(MATERIAL SHOWN):
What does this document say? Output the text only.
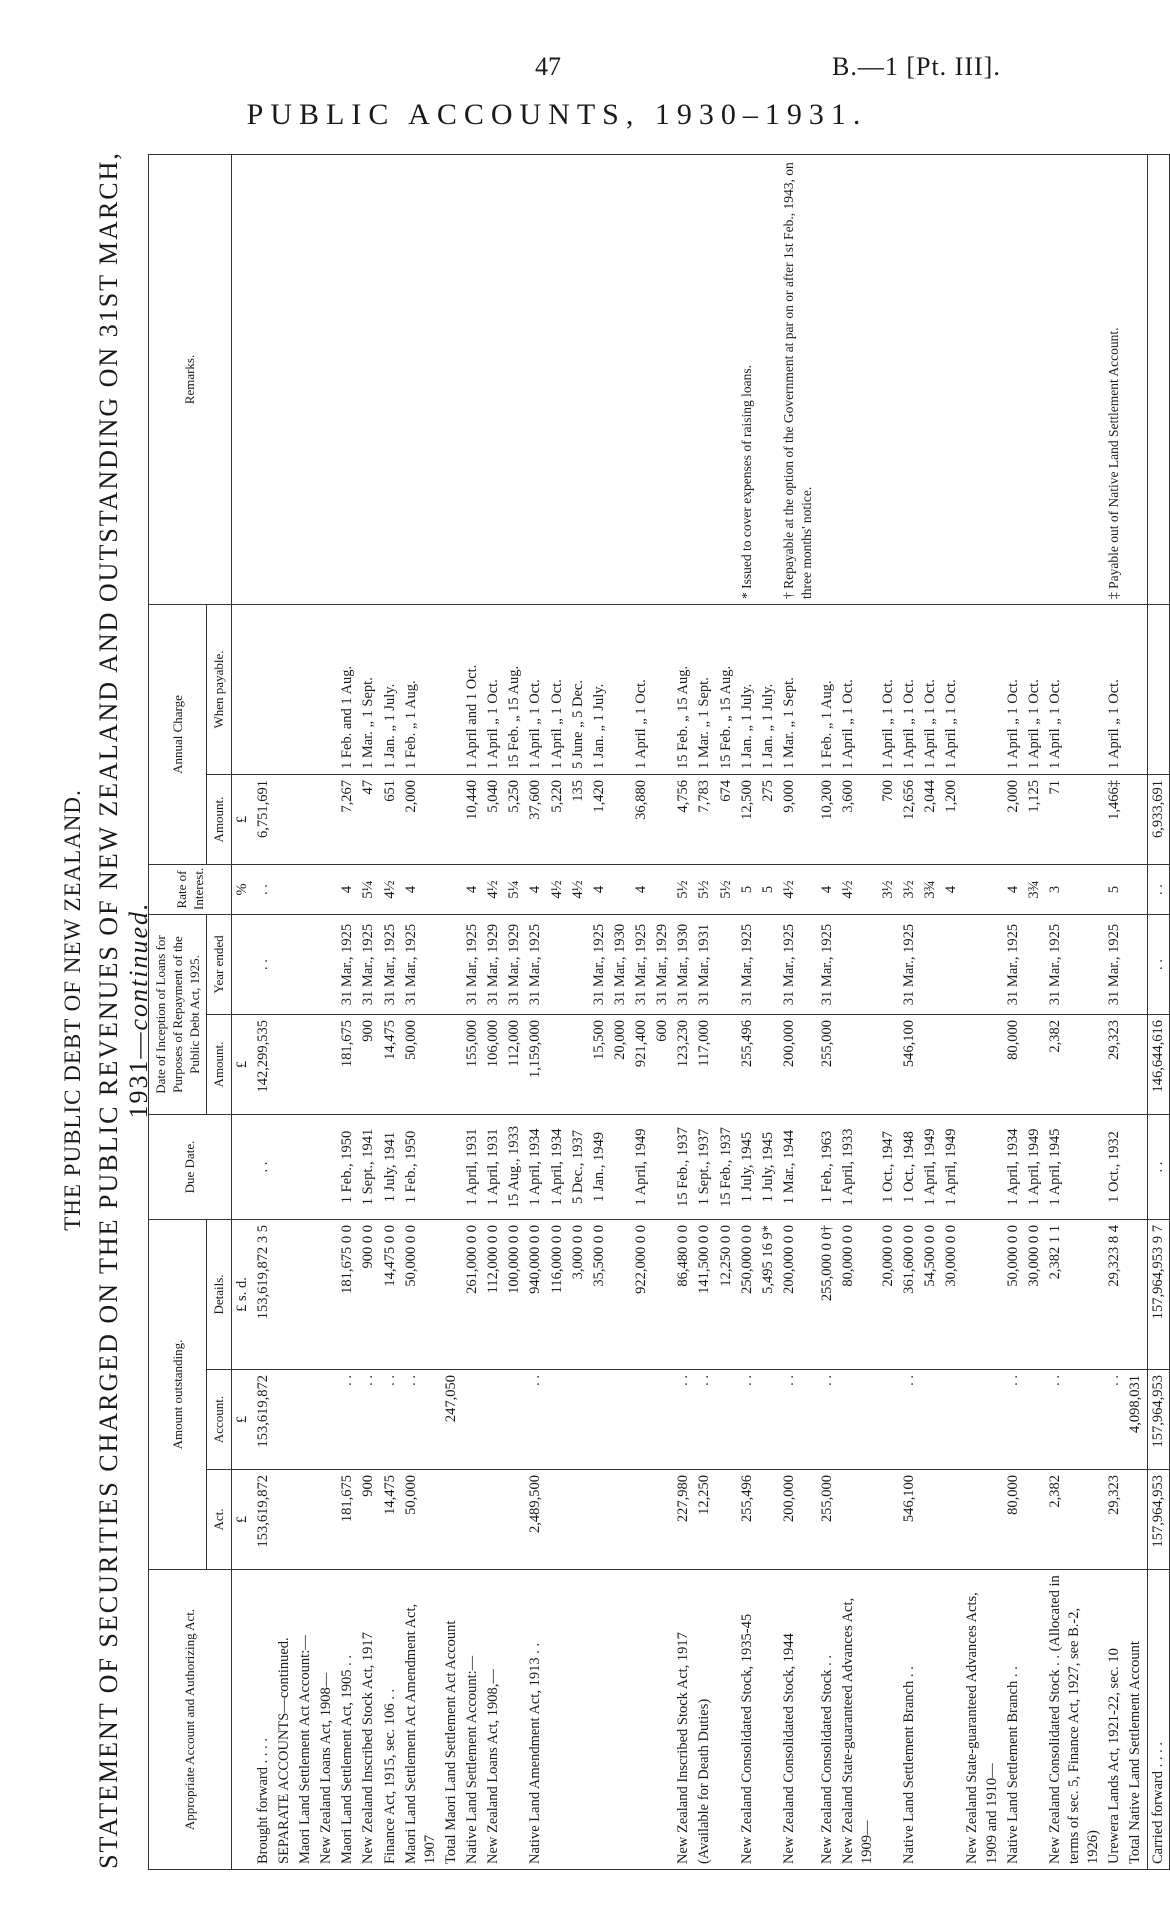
47	B.—1 [Pt. III].
PUBLIC ACCOUNTS, 1930–1931.
THE PUBLIC DEBT OF NEW ZEALAND. STATEMENT OF SECURITIES CHARGED ON THE PUBLIC REVENUES OF NEW ZEALAND AND OUTSTANDING ON 31ST MARCH, 1931—continued.
Appropriate Account and Authorizing Act.	Amount outstanding.			Due Date.	Date of Inception of Loans for Purposes of Repayment of the Public Debt Act, 1925.		Rate of Interest.	Annual Charge		Remarks.
	Act.	Account.	Details.		Amount.	Year ended		Amount.	When payable.	
	£	£	£ s. d.		£		%	£		
Brought forward . . . .	153,619,872	153,619,872	153,619,872 3 5	. .	142,299,535	. .	. .	6,751,691		
SEPARATE ACCOUNTS—continued.										
Maori Land Settlement Act Account:—										
New Zealand Loans Act, 1908—										
Maori Land Settlement Act, 1905 . .	181,675	. .	181,675 0 0	1 Feb., 1950	181,675	31 Mar., 1925	4	7,267	1 Feb. and 1 Aug.	
New Zealand Inscribed Stock Act, 1917	900	. .	900 0 0	1 Sept., 1941	900	31 Mar., 1925	5¼	47	1 Mar. „ 1 Sept.	
Finance Act, 1915, sec. 106 . .	14,475	. .	14,475 0 0	1 July, 1941	14,475	31 Mar., 1925	4½	651	1 Jan. „ 1 July.	
Maori Land Settlement Act Amendment Act, 1907	50,000	. .	50,000 0 0	1 Feb., 1950	50,000	31 Mar., 1925	4	2,000	1 Feb. „ 1 Aug.	
Total Maori Land Settlement Act Account		247,050								
Native Land Settlement Account:—			261,000 0 0	1 April, 1931	155,000	31 Mar., 1925	4	10,440	1 April and 1 Oct.	
New Zealand Loans Act, 1908,—			112,000 0 0	1 April, 1931	106,000	31 Mar., 1929	4½	5,040	1 April „ 1 Oct.	
			100,000 0 0	15 Aug., 1933	112,000	31 Mar., 1929	5¼	5,250	15 Feb. „ 15 Aug.	
Native Land Amendment Act, 1913 . .	2,489,500	. .	940,000 0 0	1 April, 1934	1,159,000	31 Mar., 1925	4	37,600	1 April „ 1 Oct.	
			116,000 0 0	1 April, 1934			4½	5,220	1 April „ 1 Oct.	
			3,000 0 0	5 Dec., 1937			4½	135	5 June „ 5 Dec.	
			35,500 0 0	1 Jan., 1949	15,500	31 Mar., 1925	4	1,420	1 Jan. „ 1 July.	
					20,000	31 Mar., 1930				
			922,000 0 0	1 April, 1949	921,400	31 Mar., 1925	4	36,880	1 April „ 1 Oct.	
					600	31 Mar., 1929				
New Zealand Inscribed Stock Act, 1917	227,980	. .	86,480 0 0	15 Feb., 1937	123,230	31 Mar., 1930	5½	4,756	15 Feb. „ 15 Aug.	
(Available for Death Duties)	12,250	. .	141,500 0 0	1 Sept., 1937	117,000	31 Mar., 1931	5½	7,783	1 Mar. „ 1 Sept.	
			12,250 0 0	15 Feb., 1937			5½	674	15 Feb. „ 15 Aug.	
New Zealand Consolidated Stock, 1935-45	255,496	. .	250,000 0 0	1 July, 1945	255,496	31 Mar., 1925	5	12,500	1 Jan. „ 1 July.	* Issued to cover expenses of raising loans.
			5,495 16 9*	1 July, 1945			5	275	1 Jan. „ 1 July.	
New Zealand Consolidated Stock, 1944	200,000	. .	200,000 0 0	1 Mar., 1944	200,000	31 Mar., 1925	4½	9,000	1 Mar. „ 1 Sept.	† Repayable at the option of the Government at par on or after 1st Feb., 1943, on three months' notice.
New Zealand Consolidated Stock . .	255,000	. .	255,000 0 0†	1 Feb., 1963	255,000	31 Mar., 1925	4	10,200	1 Feb. „ 1 Aug.	
New Zealand State-guaranteed Advances Act, 1909—			80,000 0 0	1 April, 1933			4½	3,600	1 April „ 1 Oct.	
			20,000 0 0	1 Oct., 1947			3½	700	1 April „ 1 Oct.	
Native Land Settlement Branch . .	546,100	. .	361,600 0 0	1 Oct., 1948	546,100	31 Mar., 1925	3½	12,656	1 April „ 1 Oct.	
			54,500 0 0	1 April, 1949			3¾	2,044	1 April „ 1 Oct.	
			30,000 0 0	1 April, 1949			4	1,200	1 April „ 1 Oct.	
New Zealand State-guaranteed Advances Acts, 1909 and 1910—										
Native Land Settlement Branch . .	80,000	. .	50,000 0 0	1 April, 1934	80,000	31 Mar., 1925	4	2,000	1 April „ 1 Oct.	
			30,000 0 0	1 April, 1949			3¾	1,125	1 April „ 1 Oct.	
New Zealand Consolidated Stock . . (Allocated in terms of sec. 5, Finance Act, 1927, see B.-2, 1926)	2,382	. .	2,382 1 1	1 April, 1945	2,382	31 Mar., 1925	3	71	1 April „ 1 Oct.	
Urewera Lands Act, 1921-22, sec. 10	29,323	. .	29,323 8 4	1 Oct., 1932	29,323	31 Mar., 1925	5	1,466‡	1 April „ 1 Oct.	‡ Payable out of Native Land Settlement Account.
Total Native Land Settlement Account		4,098,031								
Carried forward . . . .	157,964,953	157,964,953	157,964,953 9 7	. .	146,644,616	. .	. .	6,933,691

(PROBLEM TO WORK ON): Quote each line of the listing exactly, but leave the pictures out.

(ANSWER TO THE PROBLEM):
What does this document say? Output the text only.
47	B.—1 [Pt. III].
PUBLIC ACCOUNTS, 1930–1931.
THE PUBLIC DEBT OF NEW ZEALAND. STATEMENT OF SECURITIES CHARGED ON THE PUBLIC REVENUES OF NEW ZEALAND AND OUTSTANDING ON 31ST MARCH, 1931—continued.
Appropriate Account and Authorizing Act.	Amount outstanding.			Due Date.	Date of Inception of Loans for Purposes of Repayment of the Public Debt Act, 1925.		Rate of Interest.	Annual Charge		Remarks.
	Act.	Account.	Details.		Amount.	Year ended		Amount.	When payable.	
	£	£	£ s. d.		£		%	£		
Brought forward . . . .	153,619,872	153,619,872	153,619,872 3 5	. .	142,299,535	. .	. .	6,751,691		
SEPARATE ACCOUNTS—continued.										
Maori Land Settlement Act Account:—										
New Zealand Loans Act, 1908—										
Maori Land Settlement Act, 1905 . .	181,675	. .	181,675 0 0	1 Feb., 1950	181,675	31 Mar., 1925	4	7,267	1 Feb. and 1 Aug.	
New Zealand Inscribed Stock Act, 1917	900	. .	900 0 0	1 Sept., 1941	900	31 Mar., 1925	5¼	47	1 Mar. „ 1 Sept.	
Finance Act, 1915, sec. 106 . .	14,475	. .	14,475 0 0	1 July, 1941	14,475	31 Mar., 1925	4½	651	1 Jan. „ 1 July.	
Maori Land Settlement Act Amendment Act, 1907	50,000	. .	50,000 0 0	1 Feb., 1950	50,000	31 Mar., 1925	4	2,000	1 Feb. „ 1 Aug.	
Total Maori Land Settlement Act Account		247,050								
Native Land Settlement Account:—			261,000 0 0	1 April, 1931	155,000	31 Mar., 1925	4	10,440	1 April and 1 Oct.	
New Zealand Loans Act, 1908,—			112,000 0 0	1 April, 1931	106,000	31 Mar., 1929	4½	5,040	1 April „ 1 Oct.	
			100,000 0 0	15 Aug., 1933	112,000	31 Mar., 1929	5¼	5,250	15 Feb. „ 15 Aug.	
Native Land Amendment Act, 1913 . .	2,489,500	. .	940,000 0 0	1 April, 1934	1,159,000	31 Mar., 1925	4	37,600	1 April „ 1 Oct.	
			116,000 0 0	1 April, 1934			4½	5,220	1 April „ 1 Oct.	
			3,000 0 0	5 Dec., 1937			4½	135	5 June „ 5 Dec.	
			35,500 0 0	1 Jan., 1949	15,500	31 Mar., 1925	4	1,420	1 Jan. „ 1 July.	
					20,000	31 Mar., 1930				
			922,000 0 0	1 April, 1949	921,400	31 Mar., 1925	4	36,880	1 April „ 1 Oct.	
					600	31 Mar., 1929				
New Zealand Inscribed Stock Act, 1917	227,980	. .	86,480 0 0	15 Feb., 1937	123,230	31 Mar., 1930	5½	4,756	15 Feb. „ 15 Aug.	
(Available for Death Duties)	12,250	. .	141,500 0 0	1 Sept., 1937	117,000	31 Mar., 1931	5½	7,783	1 Mar. „ 1 Sept.	
			12,250 0 0	15 Feb., 1937			5½	674	15 Feb. „ 15 Aug.	
New Zealand Consolidated Stock, 1935-45	255,496	. .	250,000 0 0	1 July, 1945	255,496	31 Mar., 1925	5	12,500	1 Jan. „ 1 July.	* Issued to cover expenses of raising loans.
			5,495 16 9*	1 July, 1945			5	275	1 Jan. „ 1 July.	
New Zealand Consolidated Stock, 1944	200,000	. .	200,000 0 0	1 Mar., 1944	200,000	31 Mar., 1925	4½	9,000	1 Mar. „ 1 Sept.	† Repayable at the option of the Government at par on or after 1st Feb., 1943, on three months' notice.
New Zealand Consolidated Stock . .	255,000	. .	255,000 0 0†	1 Feb., 1963	255,000	31 Mar., 1925	4	10,200	1 Feb. „ 1 Aug.	
New Zealand State-guaranteed Advances Act, 1909—			80,000 0 0	1 April, 1933			4½	3,600	1 April „ 1 Oct.	
			20,000 0 0	1 Oct., 1947			3½	700	1 April „ 1 Oct.	
Native Land Settlement Branch . .	546,100	. .	361,600 0 0	1 Oct., 1948	546,100	31 Mar., 1925	3½	12,656	1 April „ 1 Oct.	
			54,500 0 0	1 April, 1949			3¾	2,044	1 April „ 1 Oct.	
			30,000 0 0	1 April, 1949			4	1,200	1 April „ 1 Oct.	
New Zealand State-guaranteed Advances Acts, 1909 and 1910—										
Native Land Settlement Branch . .	80,000	. .	50,000 0 0	1 April, 1934	80,000	31 Mar., 1925	4	2,000	1 April „ 1 Oct.	
			30,000 0 0	1 April, 1949			3¾	1,125	1 April „ 1 Oct.	
New Zealand Consolidated Stock . . (Allocated in terms of sec. 5, Finance Act, 1927, see B.-2, 1926)	2,382	. .	2,382 1 1	1 April, 1945	2,382	31 Mar., 1925	3	71	1 April „ 1 Oct.	
Urewera Lands Act, 1921-22, sec. 10	29,323	. .	29,323 8 4	1 Oct., 1932	29,323	31 Mar., 1925	5	1,466‡	1 April „ 1 Oct.	‡ Payable out of Native Land Settlement Account.
Total Native Land Settlement Account		4,098,031								
Carried forward . . . .	157,964,953	157,964,953	157,964,953 9 7	. .	146,644,616	. .	. .	6,933,691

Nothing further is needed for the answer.